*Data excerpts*

(begin)

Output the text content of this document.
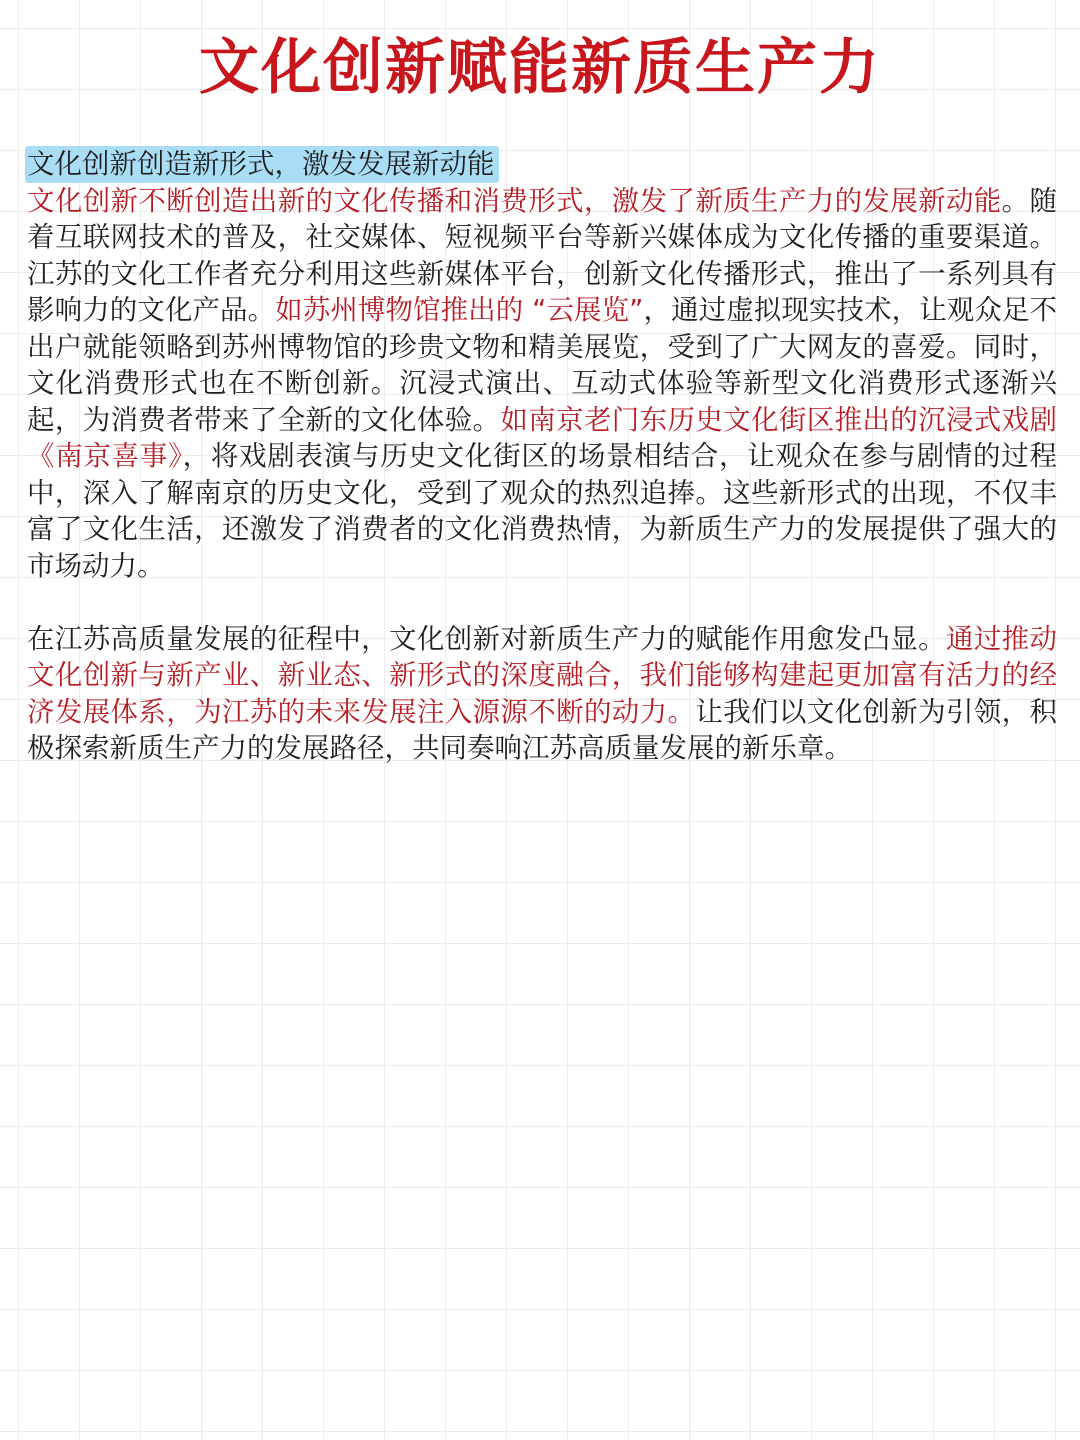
文化创新赋能新质生产力
文化创新创造新形式，激发发展新动能

文化创新不断创造出新的文化传播和消费形式，激发了新质生产力的发展新动能。随着互联网技术的普及，社交媒体、短视频平台等新兴媒体成为文化传播的重要渠道。江苏的文化工作者充分利用这些新媒体平台，创新文化传播形式，推出了一系列具有影响力的文化产品。如苏州博物馆推出的 “云展览”，通过虚拟现实技术，让观众足不出户就能领略到苏州博物馆的珍贵文物和精美展览，受到了广大网友的喜爱。同时，文化消费形式也在不断创新。沉浸式演出、互动式体验等新型文化消费形式逐渐兴起，为消费者带来了全新的文化体验。如南京老门东历史文化街区推出的沉浸式戏剧《南京喜事》，将戏剧表演与历史文化街区的场景相结合，让观众在参与剧情的过程中，深入了解南京的历史文化，受到了观众的热烈追捧。这些新形式的出现，不仅丰富了文化生活，还激发了消费者的文化消费热情，为新质生产力的发展提供了强大的市场动力。

在江苏高质量发展的征程中，文化创新对新质生产力的赋能作用愈发凸显。通过推动文化创新与新产业、新业态、新形式的深度融合，我们能够构建起更加富有活力的经济发展体系，为江苏的未来发展注入源源不断的动力。让我们以文化创新为引领，积极探索新质生产力的发展路径，共同奏响江苏高质量发展的新乐章。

(end)

*WORK TO BE COMPLETED*
Reproduce the full listing faithfully, but do not carry over any pictures.

*WRITTEN SOLUTION*
Output the text content of this document.
文化创新赋能新质生产力
文化创新创造新形式，激发发展新动能

文化创新不断创造出新的文化传播和消费形式，激发了新质生产力的发展新动能。随着互联网技术的普及，社交媒体、短视频平台等新兴媒体成为文化传播的重要渠道。江苏的文化工作者充分利用这些新媒体平台，创新文化传播形式，推出了一系列具有影响力的文化产品。如苏州博物馆推出的 “云展览”，通过虚拟现实技术，让观众足不出户就能领略到苏州博物馆的珍贵文物和精美展览，受到了广大网友的喜爱。同时，文化消费形式也在不断创新。沉浸式演出、互动式体验等新型文化消费形式逐渐兴起，为消费者带来了全新的文化体验。如南京老门东历史文化街区推出的沉浸式戏剧《南京喜事》，将戏剧表演与历史文化街区的场景相结合，让观众在参与剧情的过程中，深入了解南京的历史文化，受到了观众的热烈追捧。这些新形式的出现，不仅丰富了文化生活，还激发了消费者的文化消费热情，为新质生产力的发展提供了强大的市场动力。

在江苏高质量发展的征程中，文化创新对新质生产力的赋能作用愈发凸显。通过推动文化创新与新产业、新业态、新形式的深度融合，我们能够构建起更加富有活力的经济发展体系，为江苏的未来发展注入源源不断的动力。让我们以文化创新为引领，积极探索新质生产力的发展路径，共同奏响江苏高质量发展的新乐章。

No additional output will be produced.